(Figure record extracts)
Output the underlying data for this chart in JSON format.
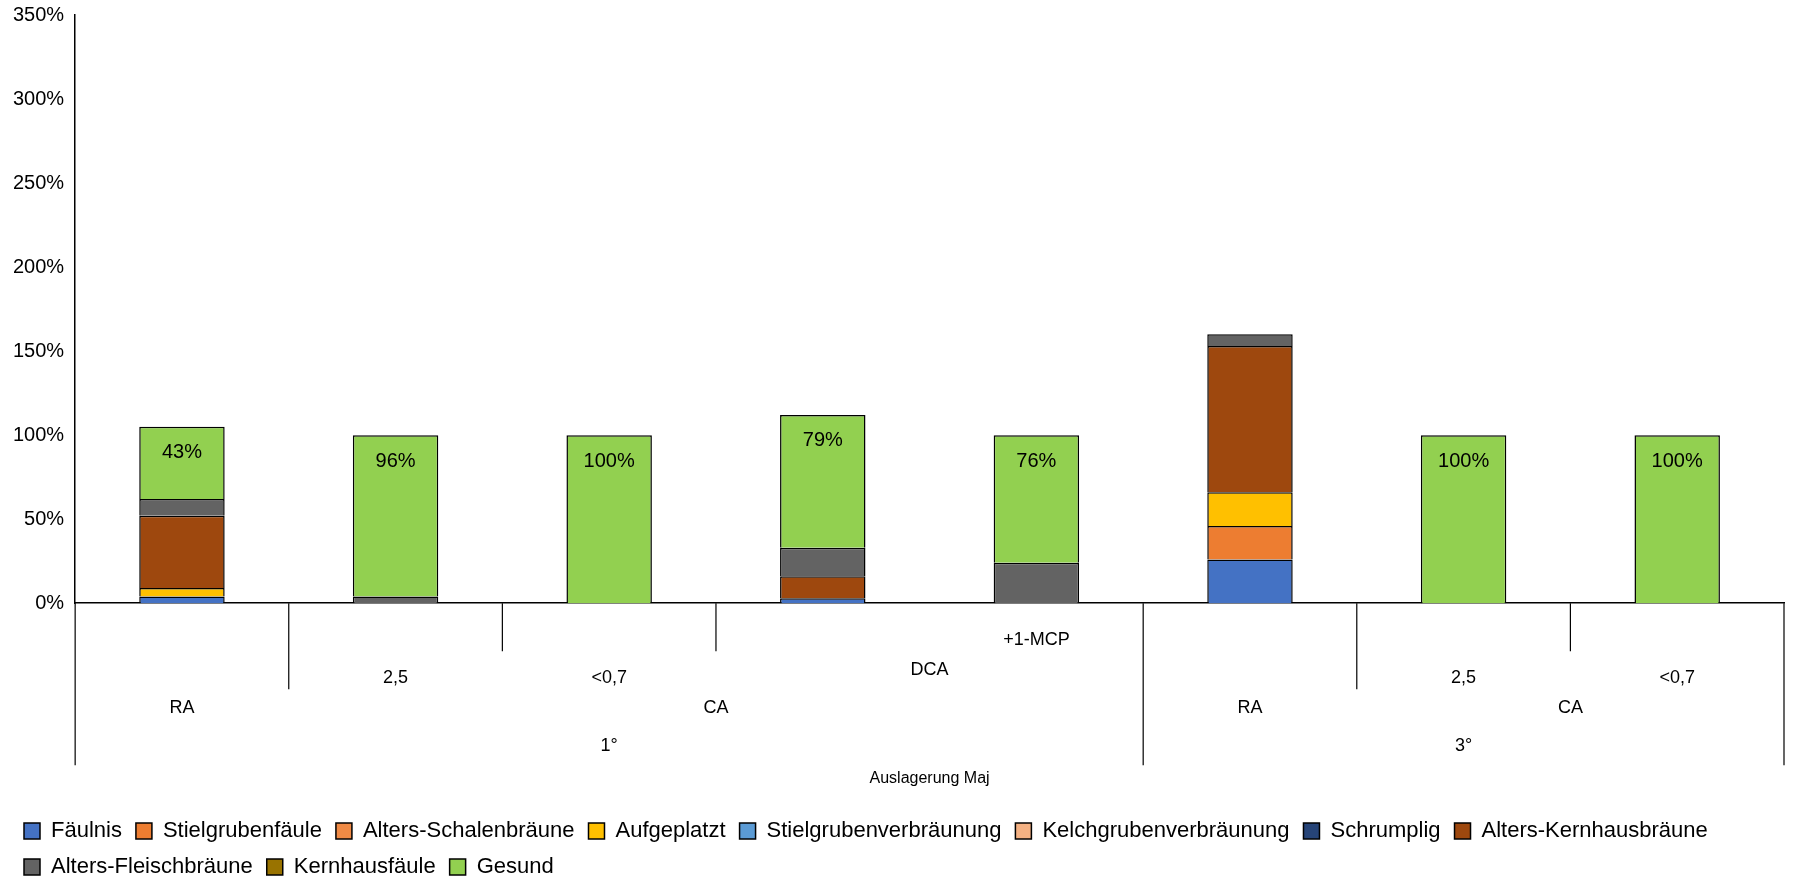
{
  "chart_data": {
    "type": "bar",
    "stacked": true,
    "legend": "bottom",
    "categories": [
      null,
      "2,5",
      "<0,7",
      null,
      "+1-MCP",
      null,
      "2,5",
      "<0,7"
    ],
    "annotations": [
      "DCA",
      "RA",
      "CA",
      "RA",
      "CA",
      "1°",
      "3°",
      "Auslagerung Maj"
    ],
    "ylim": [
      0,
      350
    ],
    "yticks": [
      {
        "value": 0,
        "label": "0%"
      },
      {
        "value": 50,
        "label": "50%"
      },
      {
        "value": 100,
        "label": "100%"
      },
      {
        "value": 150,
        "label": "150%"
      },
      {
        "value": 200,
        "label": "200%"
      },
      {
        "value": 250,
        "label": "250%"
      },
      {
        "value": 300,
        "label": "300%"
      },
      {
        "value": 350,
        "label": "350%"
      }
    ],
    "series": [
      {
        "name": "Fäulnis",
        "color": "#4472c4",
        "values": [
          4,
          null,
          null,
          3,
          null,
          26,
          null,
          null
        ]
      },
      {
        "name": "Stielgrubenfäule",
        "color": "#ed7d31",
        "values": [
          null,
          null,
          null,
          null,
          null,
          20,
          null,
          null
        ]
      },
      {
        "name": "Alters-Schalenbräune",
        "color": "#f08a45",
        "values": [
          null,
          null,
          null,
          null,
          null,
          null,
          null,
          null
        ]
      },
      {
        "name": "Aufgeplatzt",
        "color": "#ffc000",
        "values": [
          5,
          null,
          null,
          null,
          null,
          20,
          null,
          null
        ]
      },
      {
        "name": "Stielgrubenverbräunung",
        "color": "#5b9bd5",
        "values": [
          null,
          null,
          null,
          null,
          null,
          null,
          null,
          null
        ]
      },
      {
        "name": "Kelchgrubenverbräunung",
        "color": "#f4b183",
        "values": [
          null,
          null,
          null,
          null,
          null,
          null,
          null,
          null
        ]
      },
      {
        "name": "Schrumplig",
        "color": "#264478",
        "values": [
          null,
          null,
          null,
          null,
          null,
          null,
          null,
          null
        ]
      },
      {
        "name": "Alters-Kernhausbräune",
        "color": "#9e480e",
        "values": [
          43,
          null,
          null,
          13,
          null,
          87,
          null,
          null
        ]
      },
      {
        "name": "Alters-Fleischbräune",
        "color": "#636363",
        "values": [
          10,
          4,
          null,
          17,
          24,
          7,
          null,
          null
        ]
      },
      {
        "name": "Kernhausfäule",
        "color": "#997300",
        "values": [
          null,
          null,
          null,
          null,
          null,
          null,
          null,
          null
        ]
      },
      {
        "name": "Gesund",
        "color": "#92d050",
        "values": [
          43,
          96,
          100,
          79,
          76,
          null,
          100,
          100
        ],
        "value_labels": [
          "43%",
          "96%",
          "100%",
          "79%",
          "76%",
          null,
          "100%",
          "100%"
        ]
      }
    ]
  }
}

...

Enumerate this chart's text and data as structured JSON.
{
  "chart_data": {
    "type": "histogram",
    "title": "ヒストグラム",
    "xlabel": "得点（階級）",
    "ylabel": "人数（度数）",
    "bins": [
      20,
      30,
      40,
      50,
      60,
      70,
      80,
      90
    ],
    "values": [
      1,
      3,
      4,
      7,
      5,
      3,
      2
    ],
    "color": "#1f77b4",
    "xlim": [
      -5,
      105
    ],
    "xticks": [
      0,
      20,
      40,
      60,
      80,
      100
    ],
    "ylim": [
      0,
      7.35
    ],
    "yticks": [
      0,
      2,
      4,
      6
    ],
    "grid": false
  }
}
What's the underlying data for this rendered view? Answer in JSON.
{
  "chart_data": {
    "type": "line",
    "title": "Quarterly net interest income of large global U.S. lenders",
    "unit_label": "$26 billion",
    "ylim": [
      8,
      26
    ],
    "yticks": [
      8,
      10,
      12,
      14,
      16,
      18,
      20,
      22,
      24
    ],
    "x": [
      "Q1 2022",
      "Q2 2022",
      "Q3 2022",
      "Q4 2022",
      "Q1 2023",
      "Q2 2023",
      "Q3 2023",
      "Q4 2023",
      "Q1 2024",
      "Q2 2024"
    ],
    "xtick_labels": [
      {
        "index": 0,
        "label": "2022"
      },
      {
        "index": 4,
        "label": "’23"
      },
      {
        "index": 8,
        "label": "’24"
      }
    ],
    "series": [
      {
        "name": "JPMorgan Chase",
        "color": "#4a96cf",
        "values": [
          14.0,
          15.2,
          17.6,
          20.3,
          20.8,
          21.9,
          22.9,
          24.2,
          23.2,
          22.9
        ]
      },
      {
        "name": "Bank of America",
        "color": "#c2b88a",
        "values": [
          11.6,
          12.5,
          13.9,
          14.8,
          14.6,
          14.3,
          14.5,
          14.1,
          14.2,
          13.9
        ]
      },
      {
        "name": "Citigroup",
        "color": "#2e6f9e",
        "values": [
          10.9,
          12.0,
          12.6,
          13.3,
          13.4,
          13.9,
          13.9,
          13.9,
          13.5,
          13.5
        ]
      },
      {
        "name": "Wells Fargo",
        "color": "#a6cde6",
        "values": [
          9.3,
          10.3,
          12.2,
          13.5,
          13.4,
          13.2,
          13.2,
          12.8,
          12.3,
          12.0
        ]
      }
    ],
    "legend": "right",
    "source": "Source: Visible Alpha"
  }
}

■ **Objective**
Read the data above. Pull out each line in which the string "title" appears.

■ **Response to this exercise**
    "title": "ヒストグラム",
    "title": "Quarterly net interest income of large global U.S. lenders",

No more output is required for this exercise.